- DIRECTIONS
Select from the data all lines with the word "true".

Collection entries

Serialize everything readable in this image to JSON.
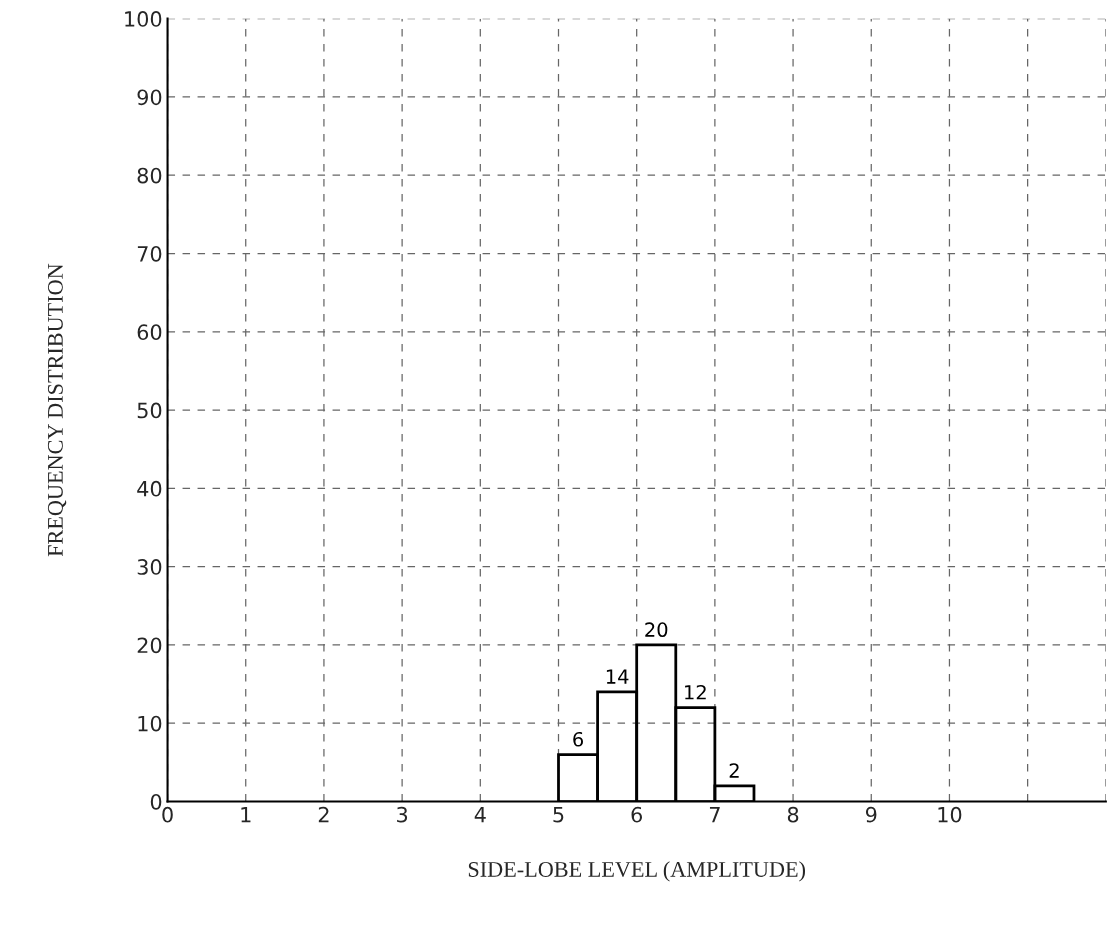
{
  "chart_data": {
    "type": "histogram",
    "xlabel": "SIDE-LOBE LEVEL (AMPLITUDE)",
    "ylabel": "FREQUENCY DISTRIBUTION",
    "bins": [
      5,
      5.5,
      6,
      6.5,
      7,
      7.5
    ],
    "values": [
      6,
      14,
      20,
      12,
      2
    ],
    "color": "#000000",
    "data_labels": true,
    "xlim": [
      0,
      12
    ],
    "xticks": [
      0,
      1,
      2,
      3,
      4,
      5,
      6,
      7,
      8,
      9,
      10,
      {
        "value": 11,
        "label": null
      },
      {
        "value": 12,
        "label": null
      }
    ],
    "ylim": [
      0,
      100
    ],
    "yticks": [
      0,
      10,
      20,
      30,
      40,
      50,
      60,
      70,
      80,
      90,
      100
    ],
    "grid": true
  }
}
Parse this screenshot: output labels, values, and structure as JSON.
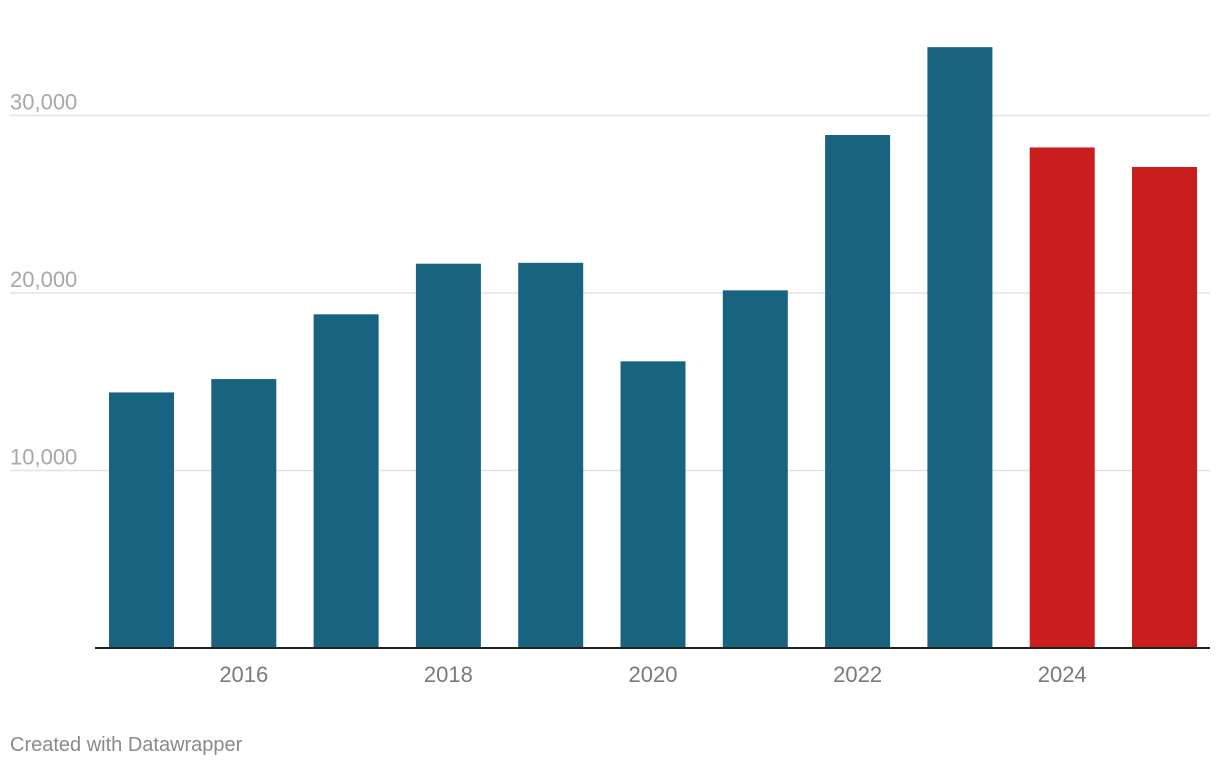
{
  "chart_data": {
    "type": "bar",
    "categories": [
      "2015",
      "2016",
      "2017",
      "2018",
      "2019",
      "2020",
      "2021",
      "2022",
      "2023",
      "2024",
      "2025"
    ],
    "values": [
      14400,
      15150,
      18800,
      21650,
      21700,
      16150,
      20150,
      28900,
      33850,
      28200,
      27100
    ],
    "bar_colors": [
      "#176380",
      "#176380",
      "#176380",
      "#176380",
      "#176380",
      "#176380",
      "#176380",
      "#176380",
      "#176380",
      "#c91d1e",
      "#c91d1e"
    ],
    "x_tick_labels": [
      "2016",
      "2018",
      "2020",
      "2022",
      "2024"
    ],
    "y_ticks": [
      10000,
      20000,
      30000
    ],
    "y_tick_labels": [
      "10,000",
      "20,000",
      "30,000"
    ],
    "ylim": [
      0,
      35000
    ],
    "grid": true,
    "legend": "none"
  },
  "footer": {
    "credit": "Created with Datawrapper"
  }
}
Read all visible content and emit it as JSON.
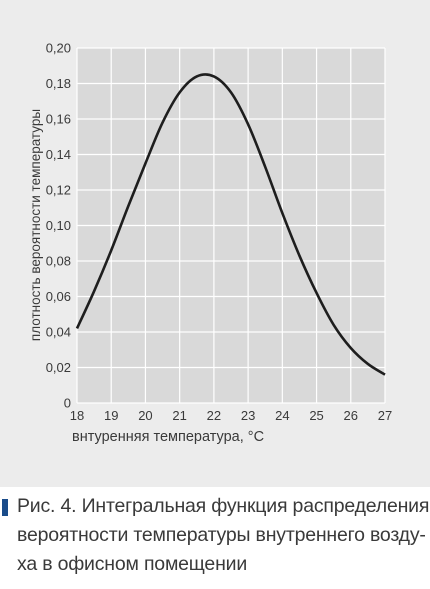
{
  "chart_data": {
    "type": "line",
    "title": "",
    "xlabel": "внтуренняя температура, °С",
    "ylabel": "плотность вероятности температуры",
    "xlim": [
      18,
      27
    ],
    "ylim": [
      0,
      0.2
    ],
    "x_ticks": [
      "18",
      "19",
      "20",
      "21",
      "22",
      "23",
      "24",
      "25",
      "26",
      "27"
    ],
    "y_ticks": [
      "0",
      "0,02",
      "0,04",
      "0,06",
      "0,08",
      "0,10",
      "0,12",
      "0,14",
      "0,16",
      "0,18",
      "0,20"
    ],
    "grid": true,
    "series": [
      {
        "color": "#1e1e1e",
        "x": [
          18,
          18.5,
          19,
          19.5,
          20,
          20.5,
          21,
          21.5,
          22,
          22.5,
          23,
          23.5,
          24,
          24.5,
          25,
          25.5,
          26,
          26.5,
          27
        ],
        "y": [
          0.042,
          0.063,
          0.086,
          0.111,
          0.135,
          0.158,
          0.175,
          0.184,
          0.184,
          0.175,
          0.157,
          0.133,
          0.107,
          0.083,
          0.062,
          0.044,
          0.031,
          0.022,
          0.016
        ]
      }
    ]
  },
  "caption": {
    "line1": "Рис. 4. Интегральная функция распределения",
    "line2": "вероятности температуры внутреннего возду-",
    "line3": "ха в офисном помещении"
  }
}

- RESULT OF THIS TASK
    "data_labels": true,
    "grid": true
    "grid": true,
    "grid": true,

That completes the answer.